TASK DIRECTIONS >>
Every entry below must be repeated exactly; skip the pictures.

Stored data:
※ ※ ※

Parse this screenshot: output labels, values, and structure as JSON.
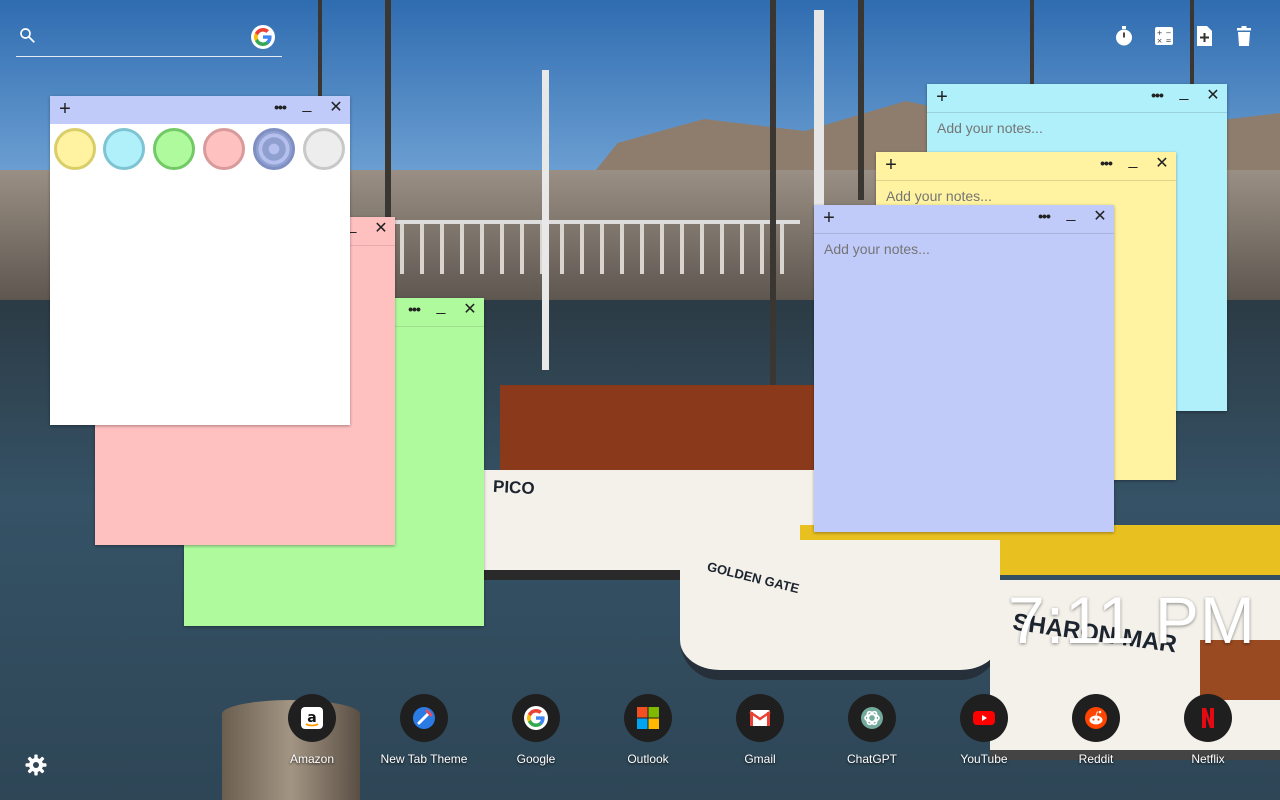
{
  "search": {
    "placeholder": ""
  },
  "top_icons": [
    "timer-icon",
    "calculator-icon",
    "add-note-icon",
    "trash-icon"
  ],
  "notes": [
    {
      "id": "white",
      "color": "#ffffff",
      "placeholder": ""
    },
    {
      "id": "pink",
      "color": "#ffc0c0",
      "placeholder": ""
    },
    {
      "id": "green",
      "color": "#b0fa9e",
      "placeholder": ""
    },
    {
      "id": "cyan",
      "color": "#b0f0fa",
      "placeholder": "Add your notes..."
    },
    {
      "id": "yellow",
      "color": "#fff2a0",
      "placeholder": "Add your notes..."
    },
    {
      "id": "blue",
      "color": "#c0cbfa",
      "placeholder": "Add your notes..."
    }
  ],
  "color_palette": [
    "#fff2a0",
    "#b0f0fa",
    "#b0fa9e",
    "#ffc0c0",
    "#8f9fd0",
    "#ededed"
  ],
  "clock": {
    "time": "7:11 PM"
  },
  "shortcuts": [
    {
      "label": "Amazon",
      "icon": "amazon-icon"
    },
    {
      "label": "New Tab Theme",
      "icon": "new-tab-theme-icon"
    },
    {
      "label": "Google",
      "icon": "google-icon"
    },
    {
      "label": "Outlook",
      "icon": "outlook-icon"
    },
    {
      "label": "Gmail",
      "icon": "gmail-icon"
    },
    {
      "label": "ChatGPT",
      "icon": "chatgpt-icon"
    },
    {
      "label": "YouTube",
      "icon": "youtube-icon"
    },
    {
      "label": "Reddit",
      "icon": "reddit-icon"
    },
    {
      "label": "Netflix",
      "icon": "netflix-icon"
    }
  ],
  "background": {
    "boat_names": [
      "PICO",
      "GOLDEN GATE",
      "SHARON MAR"
    ]
  }
}
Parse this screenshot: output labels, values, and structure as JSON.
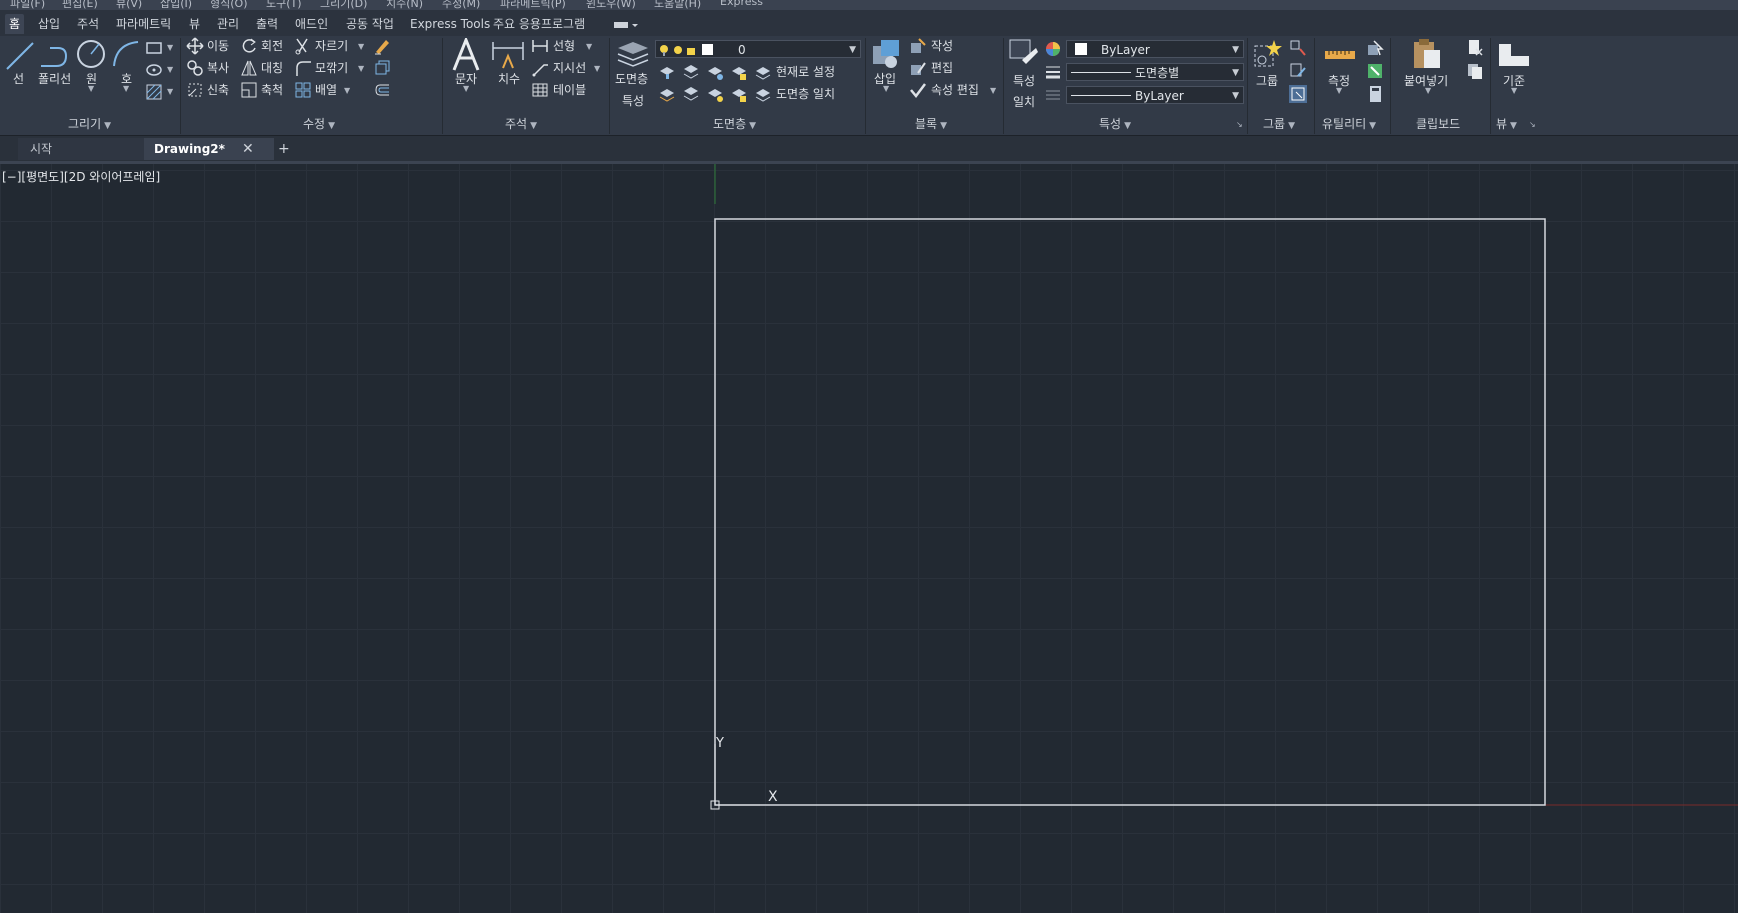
{
  "menubar": [
    "파일(F)",
    "편집(E)",
    "뷰(V)",
    "삽입(I)",
    "형식(O)",
    "도구(T)",
    "그리기(D)",
    "치수(N)",
    "수정(M)",
    "파라메트릭(P)",
    "윈도우(W)",
    "도움말(H)",
    "Express"
  ],
  "ribbon_tabs": [
    "홈",
    "삽입",
    "주석",
    "파라메트릭",
    "뷰",
    "관리",
    "출력",
    "애드인",
    "공동 작업",
    "Express Tools",
    "주요 응용프로그램"
  ],
  "draw": {
    "line": "선",
    "polyline": "폴리선",
    "circle": "원",
    "arc": "호",
    "title": "그리기"
  },
  "modify": {
    "move": "이동",
    "rotate": "회전",
    "trim": "자르기",
    "copy": "복사",
    "mirror": "대칭",
    "fillet": "모깎기",
    "stretch": "신축",
    "scale": "축척",
    "array": "배열",
    "title": "수정"
  },
  "annotation": {
    "text": "문자",
    "dimension": "치수",
    "linear": "선형",
    "leader": "지시선",
    "table": "테이블",
    "title": "주석"
  },
  "layers": {
    "layer_props": "도면층",
    "layer_props2": "특성",
    "current_layer": "0",
    "make_current": "현재로 설정",
    "match_layer": "도면층 일치",
    "title": "도면층"
  },
  "block": {
    "insert": "삽입",
    "create": "작성",
    "edit": "편집",
    "edit_attr": "속성 편집",
    "title": "블록"
  },
  "properties": {
    "match": "특성",
    "match2": "일치",
    "color": "ByLayer",
    "lineweight": "도면층별",
    "linetype": "ByLayer",
    "title": "특성"
  },
  "groups": {
    "group": "그룹",
    "title": "그룹"
  },
  "utilities": {
    "measure": "측정",
    "title": "유틸리티"
  },
  "clipboard": {
    "paste": "붙여넣기",
    "title": "클립보드"
  },
  "view": {
    "base": "기준",
    "title": "뷰"
  },
  "doc_tabs": {
    "start": "시작",
    "drawing": "Drawing2*",
    "add": "+"
  },
  "viewport_label": "[−][평면도][2D 와이어프레임]",
  "ucs": {
    "x": "X",
    "y": "Y"
  },
  "colors": {
    "accent": "#3d4554",
    "canvas": "#222932",
    "ribbon": "#323a47"
  }
}
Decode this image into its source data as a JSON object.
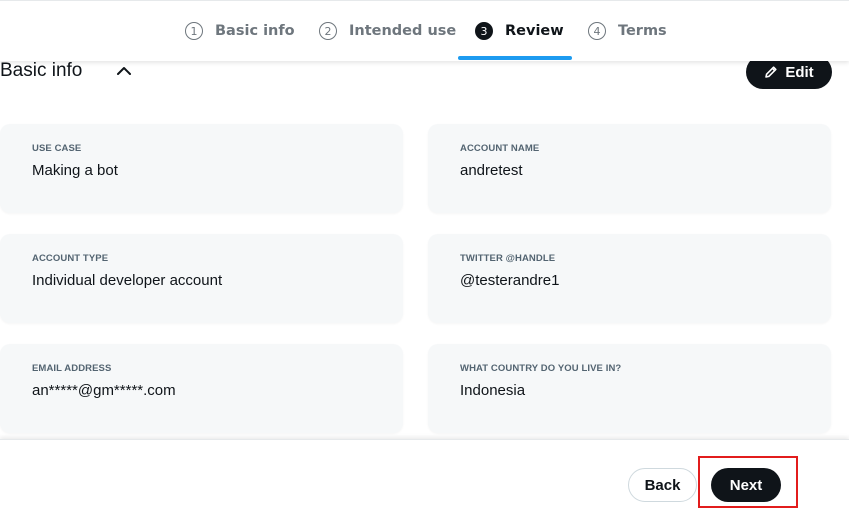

※ ※ ※

OUTPUT BELOW >>
Parse this screenshot: output labels, values, and structure as JSON.
{
  "search": {
    "placeholder": ""
  },
  "top_icons": [
    "timer-icon",
    "calculator-icon",
    "add-note-icon",
    "trash-icon"
  ],
  "notes": [
    {
      "id": "white",
      "color": "#ffffff",
      "placeholder": ""
    },
    {
      "id": "pink",
      "color": "#ffc0c0",
      "placeholder": ""
    },
    {
      "id": "green",
      "color": "#b0fa9e",
      "placeholder": ""
    },
    {
      "id": "cyan",
      "color": "#b0f0fa",
      "placeholder": "Add your notes..."
    },
    {
      "id": "yellow",
      "color": "#fff2a0",
      "placeholder": "Add your notes..."
    },
    {
      "id": "blue",
      "color": "#c0cbfa",
      "placeholder": "Add your notes..."
    }
  ],
  "color_palette": [
    "#fff2a0",
    "#b0f0fa",
    "#b0fa9e",
    "#ffc0c0",
    "#8f9fd0",
    "#ededed"
  ],
  "clock": {
    "time": "7:11 PM"
  },
  "shortcuts": [
    {
      "label": "Amazon",
      "icon": "amazon-icon"
    },
    {
      "label": "New Tab Theme",
      "icon": "new-tab-theme-icon"
    },
    {
      "label": "Google",
      "icon": "google-icon"
    },
    {
      "label": "Outlook",
      "icon": "outlook-icon"
    },
    {
      "label": "Gmail",
      "icon": "gmail-icon"
    },
    {
      "label": "ChatGPT",
      "icon": "chatgpt-icon"
    },
    {
      "label": "YouTube",
      "icon": "youtube-icon"
    },
    {
      "label": "Reddit",
      "icon": "reddit-icon"
    },
    {
      "label": "Netflix",
      "icon": "netflix-icon"
    }
  ],
  "background": {
    "boat_names": [
      "PICO",
      "GOLDEN GATE",
      "SHARON MAR"
    ]
  }
}
Parse this screenshot: output labels, values, and structure as JSON.
{
  "menubar": [
    "파일(F)",
    "편집(E)",
    "뷰(V)",
    "삽입(I)",
    "형식(O)",
    "도구(T)",
    "그리기(D)",
    "치수(N)",
    "수정(M)",
    "파라메트릭(P)",
    "윈도우(W)",
    "도움말(H)",
    "Express"
  ],
  "ribbon_tabs": [
    "홈",
    "삽입",
    "주석",
    "파라메트릭",
    "뷰",
    "관리",
    "출력",
    "애드인",
    "공동 작업",
    "Express Tools",
    "주요 응용프로그램"
  ],
  "draw": {
    "line": "선",
    "polyline": "폴리선",
    "circle": "원",
    "arc": "호",
    "title": "그리기"
  },
  "modify": {
    "move": "이동",
    "rotate": "회전",
    "trim": "자르기",
    "copy": "복사",
    "mirror": "대칭",
    "fillet": "모깎기",
    "stretch": "신축",
    "scale": "축척",
    "array": "배열",
    "title": "수정"
  },
  "annotation": {
    "text": "문자",
    "dimension": "치수",
    "linear": "선형",
    "leader": "지시선",
    "table": "테이블",
    "title": "주석"
  },
  "layers": {
    "layer_props": "도면층",
    "layer_props2": "특성",
    "current_layer": "0",
    "make_current": "현재로 설정",
    "match_layer": "도면층 일치",
    "title": "도면층"
  },
  "block": {
    "insert": "삽입",
    "create": "작성",
    "edit": "편집",
    "edit_attr": "속성 편집",
    "title": "블록"
  },
  "properties": {
    "match": "특성",
    "match2": "일치",
    "color": "ByLayer",
    "lineweight": "도면층별",
    "linetype": "ByLayer",
    "title": "특성"
  },
  "groups": {
    "group": "그룹",
    "title": "그룹"
  },
  "utilities": {
    "measure": "측정",
    "title": "유틸리티"
  },
  "clipboard": {
    "paste": "붙여넣기",
    "title": "클립보드"
  },
  "view": {
    "base": "기준",
    "title": "뷰"
  },
  "doc_tabs": {
    "start": "시작",
    "drawing": "Drawing2*",
    "add": "+"
  },
  "viewport_label": "[−][평면도][2D 와이어프레임]",
  "ucs": {
    "x": "X",
    "y": "Y"
  },
  "colors": {
    "accent": "#3d4554",
    "canvas": "#222932",
    "ribbon": "#323a47"
  }
}
Decode this image into its source data as a JSON object.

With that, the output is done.